* The data *
--- BEGIN ---

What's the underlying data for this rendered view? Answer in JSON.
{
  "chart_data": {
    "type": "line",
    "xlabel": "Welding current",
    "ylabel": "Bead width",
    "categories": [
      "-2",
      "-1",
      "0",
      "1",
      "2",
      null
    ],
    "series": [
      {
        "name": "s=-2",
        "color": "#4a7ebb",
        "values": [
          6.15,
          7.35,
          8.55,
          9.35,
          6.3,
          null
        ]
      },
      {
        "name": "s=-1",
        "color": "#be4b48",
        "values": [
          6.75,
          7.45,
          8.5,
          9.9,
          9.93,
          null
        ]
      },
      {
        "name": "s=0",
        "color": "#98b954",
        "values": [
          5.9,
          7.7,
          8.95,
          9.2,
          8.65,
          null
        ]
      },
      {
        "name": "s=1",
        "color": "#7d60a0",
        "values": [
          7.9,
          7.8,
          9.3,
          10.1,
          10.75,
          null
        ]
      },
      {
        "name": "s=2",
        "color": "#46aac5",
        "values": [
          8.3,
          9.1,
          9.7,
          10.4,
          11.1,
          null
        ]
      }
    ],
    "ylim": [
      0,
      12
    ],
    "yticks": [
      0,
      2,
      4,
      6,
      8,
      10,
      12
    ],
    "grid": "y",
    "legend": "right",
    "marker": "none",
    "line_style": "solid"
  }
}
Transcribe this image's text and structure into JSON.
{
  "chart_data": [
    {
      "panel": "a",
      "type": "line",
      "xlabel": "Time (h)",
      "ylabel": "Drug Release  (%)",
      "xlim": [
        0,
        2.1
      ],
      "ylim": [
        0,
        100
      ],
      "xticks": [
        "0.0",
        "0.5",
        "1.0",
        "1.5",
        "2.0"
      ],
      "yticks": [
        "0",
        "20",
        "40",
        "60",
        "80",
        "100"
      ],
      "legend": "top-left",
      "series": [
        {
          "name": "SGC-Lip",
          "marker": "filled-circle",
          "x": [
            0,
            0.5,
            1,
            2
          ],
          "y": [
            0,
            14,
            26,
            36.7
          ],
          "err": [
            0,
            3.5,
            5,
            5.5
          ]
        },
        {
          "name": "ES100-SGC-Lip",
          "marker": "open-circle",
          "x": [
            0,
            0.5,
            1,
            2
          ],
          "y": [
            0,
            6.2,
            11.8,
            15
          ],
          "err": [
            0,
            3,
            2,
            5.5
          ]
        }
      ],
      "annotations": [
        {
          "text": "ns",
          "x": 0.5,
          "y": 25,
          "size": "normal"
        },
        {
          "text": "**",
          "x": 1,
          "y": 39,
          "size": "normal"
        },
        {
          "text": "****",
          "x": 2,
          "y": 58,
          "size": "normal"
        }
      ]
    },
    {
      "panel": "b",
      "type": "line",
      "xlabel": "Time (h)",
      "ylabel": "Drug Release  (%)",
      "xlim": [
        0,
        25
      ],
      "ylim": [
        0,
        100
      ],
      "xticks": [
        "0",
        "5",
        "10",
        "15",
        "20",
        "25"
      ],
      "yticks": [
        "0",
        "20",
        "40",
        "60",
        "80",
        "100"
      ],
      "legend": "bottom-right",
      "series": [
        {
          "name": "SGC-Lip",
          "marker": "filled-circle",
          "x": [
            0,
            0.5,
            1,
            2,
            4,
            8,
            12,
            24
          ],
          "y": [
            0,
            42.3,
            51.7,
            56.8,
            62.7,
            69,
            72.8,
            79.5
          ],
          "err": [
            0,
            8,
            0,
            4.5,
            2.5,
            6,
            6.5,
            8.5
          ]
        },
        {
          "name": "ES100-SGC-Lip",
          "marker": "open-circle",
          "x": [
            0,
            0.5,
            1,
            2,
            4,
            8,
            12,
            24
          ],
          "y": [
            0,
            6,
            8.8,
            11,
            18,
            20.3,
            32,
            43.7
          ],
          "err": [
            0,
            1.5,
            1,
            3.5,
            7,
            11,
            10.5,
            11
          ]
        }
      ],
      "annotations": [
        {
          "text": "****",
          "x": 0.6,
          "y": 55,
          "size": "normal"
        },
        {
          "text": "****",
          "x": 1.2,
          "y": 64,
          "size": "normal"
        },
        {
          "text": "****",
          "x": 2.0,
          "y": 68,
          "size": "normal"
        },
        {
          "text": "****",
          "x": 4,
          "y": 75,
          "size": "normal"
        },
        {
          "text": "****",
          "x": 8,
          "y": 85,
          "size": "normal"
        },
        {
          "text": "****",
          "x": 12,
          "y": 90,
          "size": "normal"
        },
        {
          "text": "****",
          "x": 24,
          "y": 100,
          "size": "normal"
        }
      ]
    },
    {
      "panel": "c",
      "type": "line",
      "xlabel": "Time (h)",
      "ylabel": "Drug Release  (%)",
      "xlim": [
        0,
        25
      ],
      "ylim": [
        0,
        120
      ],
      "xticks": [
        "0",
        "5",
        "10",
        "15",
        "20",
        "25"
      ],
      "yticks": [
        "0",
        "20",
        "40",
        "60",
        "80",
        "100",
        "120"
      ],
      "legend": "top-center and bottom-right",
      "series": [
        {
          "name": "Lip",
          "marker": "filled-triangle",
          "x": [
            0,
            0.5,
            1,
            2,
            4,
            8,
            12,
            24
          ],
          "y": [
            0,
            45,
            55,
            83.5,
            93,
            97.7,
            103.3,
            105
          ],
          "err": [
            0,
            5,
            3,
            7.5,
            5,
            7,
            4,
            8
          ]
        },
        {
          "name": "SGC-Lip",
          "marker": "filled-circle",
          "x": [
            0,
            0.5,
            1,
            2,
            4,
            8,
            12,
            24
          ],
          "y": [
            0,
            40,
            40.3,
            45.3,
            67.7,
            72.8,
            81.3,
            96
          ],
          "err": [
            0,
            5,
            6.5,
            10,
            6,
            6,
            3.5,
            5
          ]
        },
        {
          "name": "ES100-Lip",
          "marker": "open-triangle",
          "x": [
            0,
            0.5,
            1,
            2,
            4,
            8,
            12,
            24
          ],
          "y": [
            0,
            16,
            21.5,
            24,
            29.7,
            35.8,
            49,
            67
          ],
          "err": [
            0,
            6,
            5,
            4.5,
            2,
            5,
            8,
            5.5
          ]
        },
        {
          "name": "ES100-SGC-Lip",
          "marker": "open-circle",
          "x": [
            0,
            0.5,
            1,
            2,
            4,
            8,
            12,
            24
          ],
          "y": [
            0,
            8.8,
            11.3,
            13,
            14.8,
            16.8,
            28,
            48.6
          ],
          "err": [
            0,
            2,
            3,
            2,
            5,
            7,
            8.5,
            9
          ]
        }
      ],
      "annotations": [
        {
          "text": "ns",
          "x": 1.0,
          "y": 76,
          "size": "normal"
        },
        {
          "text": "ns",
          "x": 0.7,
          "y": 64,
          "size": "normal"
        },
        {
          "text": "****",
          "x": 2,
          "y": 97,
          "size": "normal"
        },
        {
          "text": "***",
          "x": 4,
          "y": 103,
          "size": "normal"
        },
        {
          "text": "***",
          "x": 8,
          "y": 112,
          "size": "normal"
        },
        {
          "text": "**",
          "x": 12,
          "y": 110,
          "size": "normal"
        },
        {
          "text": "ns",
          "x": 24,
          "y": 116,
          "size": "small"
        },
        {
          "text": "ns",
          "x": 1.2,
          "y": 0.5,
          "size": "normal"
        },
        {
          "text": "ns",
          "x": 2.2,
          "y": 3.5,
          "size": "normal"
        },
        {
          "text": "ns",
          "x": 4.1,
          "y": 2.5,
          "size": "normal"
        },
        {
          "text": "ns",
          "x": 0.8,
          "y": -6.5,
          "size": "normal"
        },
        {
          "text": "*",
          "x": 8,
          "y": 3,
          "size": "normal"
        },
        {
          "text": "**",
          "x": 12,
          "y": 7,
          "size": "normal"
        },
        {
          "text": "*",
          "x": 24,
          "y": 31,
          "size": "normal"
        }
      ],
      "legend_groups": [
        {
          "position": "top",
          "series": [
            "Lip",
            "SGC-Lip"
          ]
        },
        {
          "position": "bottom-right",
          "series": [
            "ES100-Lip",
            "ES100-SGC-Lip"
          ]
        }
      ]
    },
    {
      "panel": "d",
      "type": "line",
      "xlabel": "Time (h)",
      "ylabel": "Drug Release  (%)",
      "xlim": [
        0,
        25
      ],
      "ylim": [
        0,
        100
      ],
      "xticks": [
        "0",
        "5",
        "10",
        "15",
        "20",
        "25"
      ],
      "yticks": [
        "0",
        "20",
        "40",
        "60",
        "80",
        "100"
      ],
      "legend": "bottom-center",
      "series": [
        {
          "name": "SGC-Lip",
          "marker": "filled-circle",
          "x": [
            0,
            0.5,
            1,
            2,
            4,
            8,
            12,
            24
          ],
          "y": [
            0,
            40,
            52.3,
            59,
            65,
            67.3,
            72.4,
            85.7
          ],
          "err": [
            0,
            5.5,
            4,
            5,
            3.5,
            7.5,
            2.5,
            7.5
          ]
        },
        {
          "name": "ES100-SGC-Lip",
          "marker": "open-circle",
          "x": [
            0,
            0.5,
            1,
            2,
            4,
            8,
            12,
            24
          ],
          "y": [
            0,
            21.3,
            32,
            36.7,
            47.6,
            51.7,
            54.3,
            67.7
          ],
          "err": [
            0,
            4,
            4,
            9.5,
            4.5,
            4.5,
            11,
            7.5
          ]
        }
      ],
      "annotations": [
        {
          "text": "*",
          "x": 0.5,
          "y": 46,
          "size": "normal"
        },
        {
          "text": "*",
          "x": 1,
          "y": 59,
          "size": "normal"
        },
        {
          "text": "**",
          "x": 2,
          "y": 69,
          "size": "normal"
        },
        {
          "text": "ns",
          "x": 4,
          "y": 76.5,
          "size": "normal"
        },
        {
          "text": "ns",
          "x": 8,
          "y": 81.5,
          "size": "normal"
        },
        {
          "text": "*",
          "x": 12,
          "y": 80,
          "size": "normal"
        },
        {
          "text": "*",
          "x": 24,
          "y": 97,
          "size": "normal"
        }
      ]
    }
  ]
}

--- END ---

* Description of the task *
Copy out the lines that hold "color".

* Solution *
        "color": "#4a7ebb",
        "color": "#be4b48",
        "color": "#98b954",
        "color": "#7d60a0",
        "color": "#46aac5",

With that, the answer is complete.